- **What is asked**
Your task is to copy the material exactly.

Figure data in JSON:
-- Begin --

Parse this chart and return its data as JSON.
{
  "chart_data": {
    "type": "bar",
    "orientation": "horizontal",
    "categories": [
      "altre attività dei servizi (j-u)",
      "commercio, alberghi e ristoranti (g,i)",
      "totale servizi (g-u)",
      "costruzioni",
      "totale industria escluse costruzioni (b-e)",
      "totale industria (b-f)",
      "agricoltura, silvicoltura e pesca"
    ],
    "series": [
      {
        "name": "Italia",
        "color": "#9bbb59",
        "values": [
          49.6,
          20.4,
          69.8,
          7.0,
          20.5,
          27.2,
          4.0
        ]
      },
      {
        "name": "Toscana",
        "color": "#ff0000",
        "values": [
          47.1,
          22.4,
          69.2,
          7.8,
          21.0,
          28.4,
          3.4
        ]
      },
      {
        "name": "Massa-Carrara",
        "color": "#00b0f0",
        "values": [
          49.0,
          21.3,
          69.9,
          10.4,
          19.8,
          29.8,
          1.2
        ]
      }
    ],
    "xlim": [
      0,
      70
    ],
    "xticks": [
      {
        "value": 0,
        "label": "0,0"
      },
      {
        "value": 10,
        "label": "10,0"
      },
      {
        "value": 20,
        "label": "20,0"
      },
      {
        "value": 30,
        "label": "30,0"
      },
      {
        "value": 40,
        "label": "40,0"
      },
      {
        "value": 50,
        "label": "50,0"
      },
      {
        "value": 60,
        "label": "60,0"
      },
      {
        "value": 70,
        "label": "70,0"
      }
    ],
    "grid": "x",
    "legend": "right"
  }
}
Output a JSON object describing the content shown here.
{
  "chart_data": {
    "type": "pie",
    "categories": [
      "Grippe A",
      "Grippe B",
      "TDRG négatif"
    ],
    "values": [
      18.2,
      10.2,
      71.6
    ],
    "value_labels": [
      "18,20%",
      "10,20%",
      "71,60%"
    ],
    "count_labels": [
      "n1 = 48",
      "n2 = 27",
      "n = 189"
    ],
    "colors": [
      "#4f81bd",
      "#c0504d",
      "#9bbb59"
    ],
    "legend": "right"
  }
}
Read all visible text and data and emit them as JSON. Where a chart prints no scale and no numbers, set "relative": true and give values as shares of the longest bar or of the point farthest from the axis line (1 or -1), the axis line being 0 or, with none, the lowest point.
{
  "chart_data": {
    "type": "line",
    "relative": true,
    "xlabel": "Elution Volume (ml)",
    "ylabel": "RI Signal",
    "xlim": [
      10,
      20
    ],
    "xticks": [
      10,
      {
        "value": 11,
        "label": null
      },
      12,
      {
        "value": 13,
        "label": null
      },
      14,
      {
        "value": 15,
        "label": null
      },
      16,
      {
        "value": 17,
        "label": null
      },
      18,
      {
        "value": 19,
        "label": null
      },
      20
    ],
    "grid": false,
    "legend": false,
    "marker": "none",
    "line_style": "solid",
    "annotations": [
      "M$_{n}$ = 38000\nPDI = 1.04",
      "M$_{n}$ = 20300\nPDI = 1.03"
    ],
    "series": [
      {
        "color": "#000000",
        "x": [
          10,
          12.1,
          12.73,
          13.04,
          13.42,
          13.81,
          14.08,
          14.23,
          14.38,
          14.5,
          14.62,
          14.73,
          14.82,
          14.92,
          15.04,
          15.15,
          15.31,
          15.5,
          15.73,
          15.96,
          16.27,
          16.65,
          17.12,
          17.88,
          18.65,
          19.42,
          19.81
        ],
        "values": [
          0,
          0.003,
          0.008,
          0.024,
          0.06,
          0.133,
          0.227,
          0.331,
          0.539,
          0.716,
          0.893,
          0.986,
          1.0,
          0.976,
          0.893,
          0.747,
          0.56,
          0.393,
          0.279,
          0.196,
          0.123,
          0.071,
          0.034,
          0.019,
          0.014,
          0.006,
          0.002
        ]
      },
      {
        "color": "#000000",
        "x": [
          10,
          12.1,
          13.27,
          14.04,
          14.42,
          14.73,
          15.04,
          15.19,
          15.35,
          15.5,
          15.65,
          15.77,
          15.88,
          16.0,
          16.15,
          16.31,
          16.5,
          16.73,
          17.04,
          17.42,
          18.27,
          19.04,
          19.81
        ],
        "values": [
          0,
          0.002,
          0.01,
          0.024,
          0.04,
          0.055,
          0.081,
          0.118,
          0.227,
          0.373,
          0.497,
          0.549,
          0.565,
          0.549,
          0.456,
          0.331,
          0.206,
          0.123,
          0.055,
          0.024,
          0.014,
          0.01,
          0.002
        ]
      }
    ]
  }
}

-- End --

- **Completed task**
Parse this chart and return its data as JSON.
{
  "chart_data": {
    "type": "bar",
    "orientation": "horizontal",
    "categories": [
      "altre attività dei servizi (j-u)",
      "commercio, alberghi e ristoranti (g,i)",
      "totale servizi (g-u)",
      "costruzioni",
      "totale industria escluse costruzioni (b-e)",
      "totale industria (b-f)",
      "agricoltura, silvicoltura e pesca"
    ],
    "series": [
      {
        "name": "Italia",
        "color": "#9bbb59",
        "values": [
          49.6,
          20.4,
          69.8,
          7.0,
          20.5,
          27.2,
          4.0
        ]
      },
      {
        "name": "Toscana",
        "color": "#ff0000",
        "values": [
          47.1,
          22.4,
          69.2,
          7.8,
          21.0,
          28.4,
          3.4
        ]
      },
      {
        "name": "Massa-Carrara",
        "color": "#00b0f0",
        "values": [
          49.0,
          21.3,
          69.9,
          10.4,
          19.8,
          29.8,
          1.2
        ]
      }
    ],
    "xlim": [
      0,
      70
    ],
    "xticks": [
      {
        "value": 0,
        "label": "0,0"
      },
      {
        "value": 10,
        "label": "10,0"
      },
      {
        "value": 20,
        "label": "20,0"
      },
      {
        "value": 30,
        "label": "30,0"
      },
      {
        "value": 40,
        "label": "40,0"
      },
      {
        "value": 50,
        "label": "50,0"
      },
      {
        "value": 60,
        "label": "60,0"
      },
      {
        "value": 70,
        "label": "70,0"
      }
    ],
    "grid": "x",
    "legend": "right"
  }
}
Output a JSON object describing the content shown here.
{
  "chart_data": {
    "type": "pie",
    "categories": [
      "Grippe A",
      "Grippe B",
      "TDRG négatif"
    ],
    "values": [
      18.2,
      10.2,
      71.6
    ],
    "value_labels": [
      "18,20%",
      "10,20%",
      "71,60%"
    ],
    "count_labels": [
      "n1 = 48",
      "n2 = 27",
      "n = 189"
    ],
    "colors": [
      "#4f81bd",
      "#c0504d",
      "#9bbb59"
    ],
    "legend": "right"
  }
}
Read all visible text and data and emit them as JSON. Where a chart prints no scale and no numbers, set "relative": true and give values as shares of the longest bar or of the point farthest from the axis line (1 or -1), the axis line being 0 or, with none, the lowest point.
{
  "chart_data": {
    "type": "line",
    "relative": true,
    "xlabel": "Elution Volume (ml)",
    "ylabel": "RI Signal",
    "xlim": [
      10,
      20
    ],
    "xticks": [
      10,
      {
        "value": 11,
        "label": null
      },
      12,
      {
        "value": 13,
        "label": null
      },
      14,
      {
        "value": 15,
        "label": null
      },
      16,
      {
        "value": 17,
        "label": null
      },
      18,
      {
        "value": 19,
        "label": null
      },
      20
    ],
    "grid": false,
    "legend": false,
    "marker": "none",
    "line_style": "solid",
    "annotations": [
      "M$_{n}$ = 38000\nPDI = 1.04",
      "M$_{n}$ = 20300\nPDI = 1.03"
    ],
    "series": [
      {
        "color": "#000000",
        "x": [
          10,
          12.1,
          12.73,
          13.04,
          13.42,
          13.81,
          14.08,
          14.23,
          14.38,
          14.5,
          14.62,
          14.73,
          14.82,
          14.92,
          15.04,
          15.15,
          15.31,
          15.5,
          15.73,
          15.96,
          16.27,
          16.65,
          17.12,
          17.88,
          18.65,
          19.42,
          19.81
        ],
        "values": [
          0,
          0.003,
          0.008,
          0.024,
          0.06,
          0.133,
          0.227,
          0.331,
          0.539,
          0.716,
          0.893,
          0.986,
          1.0,
          0.976,
          0.893,
          0.747,
          0.56,
          0.393,
          0.279,
          0.196,
          0.123,
          0.071,
          0.034,
          0.019,
          0.014,
          0.006,
          0.002
        ]
      },
      {
        "color": "#000000",
        "x": [
          10,
          12.1,
          13.27,
          14.04,
          14.42,
          14.73,
          15.04,
          15.19,
          15.35,
          15.5,
          15.65,
          15.77,
          15.88,
          16.0,
          16.15,
          16.31,
          16.5,
          16.73,
          17.04,
          17.42,
          18.27,
          19.04,
          19.81
        ],
        "values": [
          0,
          0.002,
          0.01,
          0.024,
          0.04,
          0.055,
          0.081,
          0.118,
          0.227,
          0.373,
          0.497,
          0.549,
          0.565,
          0.549,
          0.456,
          0.331,
          0.206,
          0.123,
          0.055,
          0.024,
          0.014,
          0.01,
          0.002
        ]
      }
    ]
  }
}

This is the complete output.